Written task:
Reproduce every one of the entries below, line for line, without changing anything.

Input data:
--

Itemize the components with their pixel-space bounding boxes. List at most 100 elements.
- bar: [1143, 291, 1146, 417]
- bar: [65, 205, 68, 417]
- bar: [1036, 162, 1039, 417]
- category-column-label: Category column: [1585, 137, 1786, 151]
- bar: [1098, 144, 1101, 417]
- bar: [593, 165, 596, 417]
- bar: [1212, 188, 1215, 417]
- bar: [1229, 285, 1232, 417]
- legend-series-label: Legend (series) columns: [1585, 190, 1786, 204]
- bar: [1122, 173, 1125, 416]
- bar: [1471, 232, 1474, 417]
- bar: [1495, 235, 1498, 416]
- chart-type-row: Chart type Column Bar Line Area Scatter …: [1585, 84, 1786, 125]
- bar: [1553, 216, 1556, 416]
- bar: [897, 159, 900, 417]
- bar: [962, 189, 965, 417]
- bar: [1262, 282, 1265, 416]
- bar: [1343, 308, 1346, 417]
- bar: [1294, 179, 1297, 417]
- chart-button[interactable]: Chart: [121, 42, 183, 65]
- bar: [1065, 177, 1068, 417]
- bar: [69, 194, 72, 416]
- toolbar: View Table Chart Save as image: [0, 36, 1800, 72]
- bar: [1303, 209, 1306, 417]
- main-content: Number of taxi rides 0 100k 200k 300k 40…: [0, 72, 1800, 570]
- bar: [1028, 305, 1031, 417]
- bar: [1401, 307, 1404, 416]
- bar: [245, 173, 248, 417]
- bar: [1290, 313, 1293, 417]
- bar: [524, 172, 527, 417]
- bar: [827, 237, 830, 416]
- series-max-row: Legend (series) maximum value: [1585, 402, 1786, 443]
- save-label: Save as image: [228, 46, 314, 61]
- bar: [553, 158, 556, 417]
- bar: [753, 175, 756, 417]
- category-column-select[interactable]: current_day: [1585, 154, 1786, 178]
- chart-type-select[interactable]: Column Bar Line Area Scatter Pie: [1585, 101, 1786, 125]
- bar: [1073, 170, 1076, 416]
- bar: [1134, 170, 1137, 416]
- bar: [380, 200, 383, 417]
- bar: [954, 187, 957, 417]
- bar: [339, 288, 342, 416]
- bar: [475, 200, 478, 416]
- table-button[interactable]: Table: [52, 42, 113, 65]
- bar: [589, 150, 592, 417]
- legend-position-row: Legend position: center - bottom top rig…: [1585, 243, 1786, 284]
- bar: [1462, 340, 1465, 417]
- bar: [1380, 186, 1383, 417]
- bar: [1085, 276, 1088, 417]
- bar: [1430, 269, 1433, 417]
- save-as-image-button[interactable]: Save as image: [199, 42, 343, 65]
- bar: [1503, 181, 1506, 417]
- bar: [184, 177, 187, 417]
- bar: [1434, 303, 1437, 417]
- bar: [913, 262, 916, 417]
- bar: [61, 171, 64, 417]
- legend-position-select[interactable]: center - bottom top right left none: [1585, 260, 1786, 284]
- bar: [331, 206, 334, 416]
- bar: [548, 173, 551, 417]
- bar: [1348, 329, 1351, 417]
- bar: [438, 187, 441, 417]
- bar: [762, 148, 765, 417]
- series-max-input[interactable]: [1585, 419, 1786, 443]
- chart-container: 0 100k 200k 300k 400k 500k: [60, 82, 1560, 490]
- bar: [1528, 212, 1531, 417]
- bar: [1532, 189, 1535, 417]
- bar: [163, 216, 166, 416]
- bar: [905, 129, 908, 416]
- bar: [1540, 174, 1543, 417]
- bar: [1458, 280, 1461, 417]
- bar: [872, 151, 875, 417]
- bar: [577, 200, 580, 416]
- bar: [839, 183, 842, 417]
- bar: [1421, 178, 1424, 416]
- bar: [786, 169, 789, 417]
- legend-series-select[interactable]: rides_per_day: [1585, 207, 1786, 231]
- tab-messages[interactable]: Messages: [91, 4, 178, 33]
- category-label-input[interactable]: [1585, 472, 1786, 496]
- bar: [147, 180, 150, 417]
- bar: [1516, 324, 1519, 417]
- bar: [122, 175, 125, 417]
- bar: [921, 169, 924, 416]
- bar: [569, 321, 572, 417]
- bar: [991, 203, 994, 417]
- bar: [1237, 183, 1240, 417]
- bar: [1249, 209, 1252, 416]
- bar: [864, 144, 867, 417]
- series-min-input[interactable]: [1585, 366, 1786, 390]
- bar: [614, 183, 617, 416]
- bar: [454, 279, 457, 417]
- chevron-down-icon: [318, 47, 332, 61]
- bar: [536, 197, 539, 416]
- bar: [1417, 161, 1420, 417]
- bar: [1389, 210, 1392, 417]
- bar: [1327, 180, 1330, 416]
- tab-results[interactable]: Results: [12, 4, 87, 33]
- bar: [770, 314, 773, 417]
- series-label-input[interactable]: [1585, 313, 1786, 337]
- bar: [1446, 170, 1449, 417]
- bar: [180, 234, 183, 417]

--

Result below:
Itemize the components with their pixel-space bounding boxes. List at most 100 elements.
- bar: [1143, 291, 1146, 417]
- bar: [65, 205, 68, 417]
- bar: [1036, 162, 1039, 417]
- category-column-label: Category column: [1585, 137, 1786, 151]
- bar: [1098, 144, 1101, 417]
- bar: [593, 165, 596, 417]
- bar: [1212, 188, 1215, 417]
- bar: [1229, 285, 1232, 417]
- legend-series-label: Legend (series) columns: [1585, 190, 1786, 204]
- bar: [1122, 173, 1125, 416]
- bar: [1471, 232, 1474, 417]
- bar: [1495, 235, 1498, 416]
- chart-type-row: Chart type Column Bar Line Area Scatter …: [1585, 84, 1786, 125]
- bar: [1553, 216, 1556, 416]
- bar: [897, 159, 900, 417]
- bar: [962, 189, 965, 417]
- bar: [1262, 282, 1265, 416]
- bar: [1343, 308, 1346, 417]
- bar: [1294, 179, 1297, 417]
- chart-button[interactable]: Chart: [121, 42, 183, 65]
- bar: [1065, 177, 1068, 417]
- bar: [69, 194, 72, 416]
- toolbar: View Table Chart Save as image: [0, 36, 1800, 72]
- bar: [1303, 209, 1306, 417]
- main-content: Number of taxi rides 0 100k 200k 300k 40…: [0, 72, 1800, 570]
- bar: [1028, 305, 1031, 417]
- bar: [1401, 307, 1404, 416]
- bar: [245, 173, 248, 417]
- bar: [1290, 313, 1293, 417]
- bar: [524, 172, 527, 417]
- bar: [827, 237, 830, 416]
- series-max-row: Legend (series) maximum value: [1585, 402, 1786, 443]
- save-label: Save as image: [228, 46, 314, 61]
- bar: [553, 158, 556, 417]
- bar: [753, 175, 756, 417]
- category-column-select[interactable]: current_day: [1585, 154, 1786, 178]
- chart-type-select[interactable]: Column Bar Line Area Scatter Pie: [1585, 101, 1786, 125]
- bar: [1073, 170, 1076, 416]
- bar: [1134, 170, 1137, 416]
- bar: [380, 200, 383, 417]
- bar: [954, 187, 957, 417]
- bar: [339, 288, 342, 416]
- bar: [475, 200, 478, 416]
- table-button[interactable]: Table: [52, 42, 113, 65]
- bar: [589, 150, 592, 417]
- legend-position-row: Legend position: center - bottom top rig…: [1585, 243, 1786, 284]
- bar: [1462, 340, 1465, 417]
- bar: [1380, 186, 1383, 417]
- bar: [1085, 276, 1088, 417]
- bar: [1430, 269, 1433, 417]
- save-as-image-button[interactable]: Save as image: [199, 42, 343, 65]
- bar: [1503, 181, 1506, 417]
- bar: [184, 177, 187, 417]
- bar: [1434, 303, 1437, 417]
- bar: [913, 262, 916, 417]
- bar: [61, 171, 64, 417]
- legend-position-select[interactable]: center - bottom top right left none: [1585, 260, 1786, 284]
- bar: [331, 206, 334, 416]
- bar: [548, 173, 551, 417]
- bar: [1348, 329, 1351, 417]
- bar: [438, 187, 441, 417]
- bar: [762, 148, 765, 417]
- series-max-input[interactable]: [1585, 419, 1786, 443]
- chart-container: 0 100k 200k 300k 400k 500k: [60, 82, 1560, 490]
- bar: [1528, 212, 1531, 417]
- bar: [1532, 189, 1535, 417]
- bar: [163, 216, 166, 416]
- bar: [905, 129, 908, 416]
- bar: [1540, 174, 1543, 417]
- bar: [1458, 280, 1461, 417]
- bar: [872, 151, 875, 417]
- bar: [577, 200, 580, 416]
- bar: [839, 183, 842, 417]
- bar: [1421, 178, 1424, 416]
- bar: [786, 169, 789, 417]
- legend-series-select[interactable]: rides_per_day: [1585, 207, 1786, 231]
- tab-messages[interactable]: Messages: [91, 4, 178, 33]
- category-label-input[interactable]: [1585, 472, 1786, 496]
- bar: [147, 180, 150, 417]
- bar: [1516, 324, 1519, 417]
- bar: [122, 175, 125, 417]
- bar: [921, 169, 924, 416]
- bar: [569, 321, 572, 417]
- bar: [991, 203, 994, 417]
- bar: [1237, 183, 1240, 417]
- bar: [1249, 209, 1252, 416]
- bar: [864, 144, 867, 417]
- series-min-input[interactable]: [1585, 366, 1786, 390]
- bar: [614, 183, 617, 416]
- bar: [454, 279, 457, 417]
- chevron-down-icon: [318, 47, 332, 61]
- bar: [536, 197, 539, 416]
- bar: [1417, 161, 1420, 417]
- bar: [1389, 210, 1392, 417]
- bar: [1327, 180, 1330, 416]
- tab-results[interactable]: Results: [12, 4, 87, 33]
- bar: [770, 314, 773, 417]
- series-label-input[interactable]: [1585, 313, 1786, 337]
- bar: [1446, 170, 1449, 417]
- bar: [180, 234, 183, 417]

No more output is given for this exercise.